**What is expected:**
Transcribe the entries below exactly.
Start Recorded data
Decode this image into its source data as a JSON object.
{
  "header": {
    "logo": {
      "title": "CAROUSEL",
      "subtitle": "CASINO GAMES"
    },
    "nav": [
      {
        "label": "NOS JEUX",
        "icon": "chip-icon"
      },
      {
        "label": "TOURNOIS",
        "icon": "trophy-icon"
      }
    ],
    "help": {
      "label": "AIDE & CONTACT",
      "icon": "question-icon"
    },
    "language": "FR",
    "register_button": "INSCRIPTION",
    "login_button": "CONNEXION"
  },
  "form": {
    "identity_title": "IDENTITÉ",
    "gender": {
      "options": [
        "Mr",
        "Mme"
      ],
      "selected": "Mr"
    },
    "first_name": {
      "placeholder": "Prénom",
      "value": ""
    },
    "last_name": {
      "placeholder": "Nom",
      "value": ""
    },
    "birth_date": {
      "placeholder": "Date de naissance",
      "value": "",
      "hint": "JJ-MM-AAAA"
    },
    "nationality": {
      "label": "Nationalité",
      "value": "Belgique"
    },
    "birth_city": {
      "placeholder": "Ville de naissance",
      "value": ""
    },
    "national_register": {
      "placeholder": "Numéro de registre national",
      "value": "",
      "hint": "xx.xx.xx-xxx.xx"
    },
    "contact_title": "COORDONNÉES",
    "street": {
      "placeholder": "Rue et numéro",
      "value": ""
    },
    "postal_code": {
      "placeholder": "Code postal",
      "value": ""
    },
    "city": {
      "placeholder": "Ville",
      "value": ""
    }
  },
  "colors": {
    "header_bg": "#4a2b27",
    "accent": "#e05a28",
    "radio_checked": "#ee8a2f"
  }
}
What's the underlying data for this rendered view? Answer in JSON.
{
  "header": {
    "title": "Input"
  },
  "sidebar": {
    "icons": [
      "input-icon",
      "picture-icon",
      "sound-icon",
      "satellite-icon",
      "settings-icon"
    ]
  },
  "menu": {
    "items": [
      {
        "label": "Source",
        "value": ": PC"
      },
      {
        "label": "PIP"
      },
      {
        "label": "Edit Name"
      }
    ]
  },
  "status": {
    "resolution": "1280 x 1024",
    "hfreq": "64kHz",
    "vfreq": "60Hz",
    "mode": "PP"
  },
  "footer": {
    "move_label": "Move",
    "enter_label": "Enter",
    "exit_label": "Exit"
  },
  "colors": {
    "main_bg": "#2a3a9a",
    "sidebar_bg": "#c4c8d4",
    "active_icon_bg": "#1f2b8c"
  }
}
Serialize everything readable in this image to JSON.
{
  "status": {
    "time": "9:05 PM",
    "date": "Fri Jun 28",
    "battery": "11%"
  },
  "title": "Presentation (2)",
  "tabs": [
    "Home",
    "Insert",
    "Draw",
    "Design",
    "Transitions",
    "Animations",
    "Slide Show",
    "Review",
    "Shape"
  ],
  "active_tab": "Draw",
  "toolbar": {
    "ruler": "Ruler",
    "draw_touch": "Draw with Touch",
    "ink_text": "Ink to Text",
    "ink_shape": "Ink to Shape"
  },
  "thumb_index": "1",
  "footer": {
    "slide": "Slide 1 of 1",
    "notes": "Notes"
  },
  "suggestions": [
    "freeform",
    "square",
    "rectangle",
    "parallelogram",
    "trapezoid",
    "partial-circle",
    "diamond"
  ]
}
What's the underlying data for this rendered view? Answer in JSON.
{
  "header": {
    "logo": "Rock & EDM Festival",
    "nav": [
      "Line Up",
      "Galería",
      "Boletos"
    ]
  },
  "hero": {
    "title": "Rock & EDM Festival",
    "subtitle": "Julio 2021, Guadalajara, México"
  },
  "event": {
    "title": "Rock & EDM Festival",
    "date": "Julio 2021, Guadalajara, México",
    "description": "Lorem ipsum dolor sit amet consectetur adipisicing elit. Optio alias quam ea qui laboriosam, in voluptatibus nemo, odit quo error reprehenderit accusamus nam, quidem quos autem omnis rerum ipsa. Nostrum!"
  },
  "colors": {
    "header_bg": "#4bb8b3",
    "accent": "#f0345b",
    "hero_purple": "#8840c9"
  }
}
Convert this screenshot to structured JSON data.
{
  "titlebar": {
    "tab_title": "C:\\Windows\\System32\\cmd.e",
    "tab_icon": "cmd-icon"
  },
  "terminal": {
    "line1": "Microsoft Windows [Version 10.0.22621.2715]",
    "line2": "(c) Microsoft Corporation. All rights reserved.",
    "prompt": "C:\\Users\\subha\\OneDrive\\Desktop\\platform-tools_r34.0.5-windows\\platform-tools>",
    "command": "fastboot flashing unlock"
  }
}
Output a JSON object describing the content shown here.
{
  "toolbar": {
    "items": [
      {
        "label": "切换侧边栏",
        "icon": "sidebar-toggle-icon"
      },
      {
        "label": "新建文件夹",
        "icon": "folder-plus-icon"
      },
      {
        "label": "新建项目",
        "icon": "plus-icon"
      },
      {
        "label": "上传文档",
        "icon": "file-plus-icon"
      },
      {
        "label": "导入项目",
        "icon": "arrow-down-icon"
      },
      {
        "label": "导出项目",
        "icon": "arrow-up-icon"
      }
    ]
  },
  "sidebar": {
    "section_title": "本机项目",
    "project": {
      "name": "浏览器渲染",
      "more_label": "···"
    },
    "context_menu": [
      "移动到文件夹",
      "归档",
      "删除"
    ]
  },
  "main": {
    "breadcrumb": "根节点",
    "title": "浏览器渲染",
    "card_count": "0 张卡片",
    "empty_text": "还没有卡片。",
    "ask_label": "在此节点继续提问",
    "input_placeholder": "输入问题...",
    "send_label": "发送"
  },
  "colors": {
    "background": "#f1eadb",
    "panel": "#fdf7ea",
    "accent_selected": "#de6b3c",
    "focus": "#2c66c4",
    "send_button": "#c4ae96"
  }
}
End Recorded data
**Reply to the exercise:**
Decode this image into its source data as a JSON object.
{
  "header": {
    "logo": {
      "title": "CAROUSEL",
      "subtitle": "CASINO GAMES"
    },
    "nav": [
      {
        "label": "NOS JEUX",
        "icon": "chip-icon"
      },
      {
        "label": "TOURNOIS",
        "icon": "trophy-icon"
      }
    ],
    "help": {
      "label": "AIDE & CONTACT",
      "icon": "question-icon"
    },
    "language": "FR",
    "register_button": "INSCRIPTION",
    "login_button": "CONNEXION"
  },
  "form": {
    "identity_title": "IDENTITÉ",
    "gender": {
      "options": [
        "Mr",
        "Mme"
      ],
      "selected": "Mr"
    },
    "first_name": {
      "placeholder": "Prénom",
      "value": ""
    },
    "last_name": {
      "placeholder": "Nom",
      "value": ""
    },
    "birth_date": {
      "placeholder": "Date de naissance",
      "value": "",
      "hint": "JJ-MM-AAAA"
    },
    "nationality": {
      "label": "Nationalité",
      "value": "Belgique"
    },
    "birth_city": {
      "placeholder": "Ville de naissance",
      "value": ""
    },
    "national_register": {
      "placeholder": "Numéro de registre national",
      "value": "",
      "hint": "xx.xx.xx-xxx.xx"
    },
    "contact_title": "COORDONNÉES",
    "street": {
      "placeholder": "Rue et numéro",
      "value": ""
    },
    "postal_code": {
      "placeholder": "Code postal",
      "value": ""
    },
    "city": {
      "placeholder": "Ville",
      "value": ""
    }
  },
  "colors": {
    "header_bg": "#4a2b27",
    "accent": "#e05a28",
    "radio_checked": "#ee8a2f"
  }
}
What's the underlying data for this rendered view? Answer in JSON.
{
  "header": {
    "title": "Input"
  },
  "sidebar": {
    "icons": [
      "input-icon",
      "picture-icon",
      "sound-icon",
      "satellite-icon",
      "settings-icon"
    ]
  },
  "menu": {
    "items": [
      {
        "label": "Source",
        "value": ": PC"
      },
      {
        "label": "PIP"
      },
      {
        "label": "Edit Name"
      }
    ]
  },
  "status": {
    "resolution": "1280 x 1024",
    "hfreq": "64kHz",
    "vfreq": "60Hz",
    "mode": "PP"
  },
  "footer": {
    "move_label": "Move",
    "enter_label": "Enter",
    "exit_label": "Exit"
  },
  "colors": {
    "main_bg": "#2a3a9a",
    "sidebar_bg": "#c4c8d4",
    "active_icon_bg": "#1f2b8c"
  }
}
Serialize everything readable in this image to JSON.
{
  "status": {
    "time": "9:05 PM",
    "date": "Fri Jun 28",
    "battery": "11%"
  },
  "title": "Presentation (2)",
  "tabs": [
    "Home",
    "Insert",
    "Draw",
    "Design",
    "Transitions",
    "Animations",
    "Slide Show",
    "Review",
    "Shape"
  ],
  "active_tab": "Draw",
  "toolbar": {
    "ruler": "Ruler",
    "draw_touch": "Draw with Touch",
    "ink_text": "Ink to Text",
    "ink_shape": "Ink to Shape"
  },
  "thumb_index": "1",
  "footer": {
    "slide": "Slide 1 of 1",
    "notes": "Notes"
  },
  "suggestions": [
    "freeform",
    "square",
    "rectangle",
    "parallelogram",
    "trapezoid",
    "partial-circle",
    "diamond"
  ]
}
What's the underlying data for this rendered view? Answer in JSON.
{
  "header": {
    "logo": "Rock & EDM Festival",
    "nav": [
      "Line Up",
      "Galería",
      "Boletos"
    ]
  },
  "hero": {
    "title": "Rock & EDM Festival",
    "subtitle": "Julio 2021, Guadalajara, México"
  },
  "event": {
    "title": "Rock & EDM Festival",
    "date": "Julio 2021, Guadalajara, México",
    "description": "Lorem ipsum dolor sit amet consectetur adipisicing elit. Optio alias quam ea qui laboriosam, in voluptatibus nemo, odit quo error reprehenderit accusamus nam, quidem quos autem omnis rerum ipsa. Nostrum!"
  },
  "colors": {
    "header_bg": "#4bb8b3",
    "accent": "#f0345b",
    "hero_purple": "#8840c9"
  }
}
Convert this screenshot to structured JSON data.
{
  "titlebar": {
    "tab_title": "C:\\Windows\\System32\\cmd.e",
    "tab_icon": "cmd-icon"
  },
  "terminal": {
    "line1": "Microsoft Windows [Version 10.0.22621.2715]",
    "line2": "(c) Microsoft Corporation. All rights reserved.",
    "prompt": "C:\\Users\\subha\\OneDrive\\Desktop\\platform-tools_r34.0.5-windows\\platform-tools>",
    "command": "fastboot flashing unlock"
  }
}
Output a JSON object describing the content shown here.
{
  "toolbar": {
    "items": [
      {
        "label": "切换侧边栏",
        "icon": "sidebar-toggle-icon"
      },
      {
        "label": "新建文件夹",
        "icon": "folder-plus-icon"
      },
      {
        "label": "新建项目",
        "icon": "plus-icon"
      },
      {
        "label": "上传文档",
        "icon": "file-plus-icon"
      },
      {
        "label": "导入项目",
        "icon": "arrow-down-icon"
      },
      {
        "label": "导出项目",
        "icon": "arrow-up-icon"
      }
    ]
  },
  "sidebar": {
    "section_title": "本机项目",
    "project": {
      "name": "浏览器渲染",
      "more_label": "···"
    },
    "context_menu": [
      "移动到文件夹",
      "归档",
      "删除"
    ]
  },
  "main": {
    "breadcrumb": "根节点",
    "title": "浏览器渲染",
    "card_count": "0 张卡片",
    "empty_text": "还没有卡片。",
    "ask_label": "在此节点继续提问",
    "input_placeholder": "输入问题...",
    "send_label": "发送"
  },
  "colors": {
    "background": "#f1eadb",
    "panel": "#fdf7ea",
    "accent_selected": "#de6b3c",
    "focus": "#2c66c4",
    "send_button": "#c4ae96"
  }
}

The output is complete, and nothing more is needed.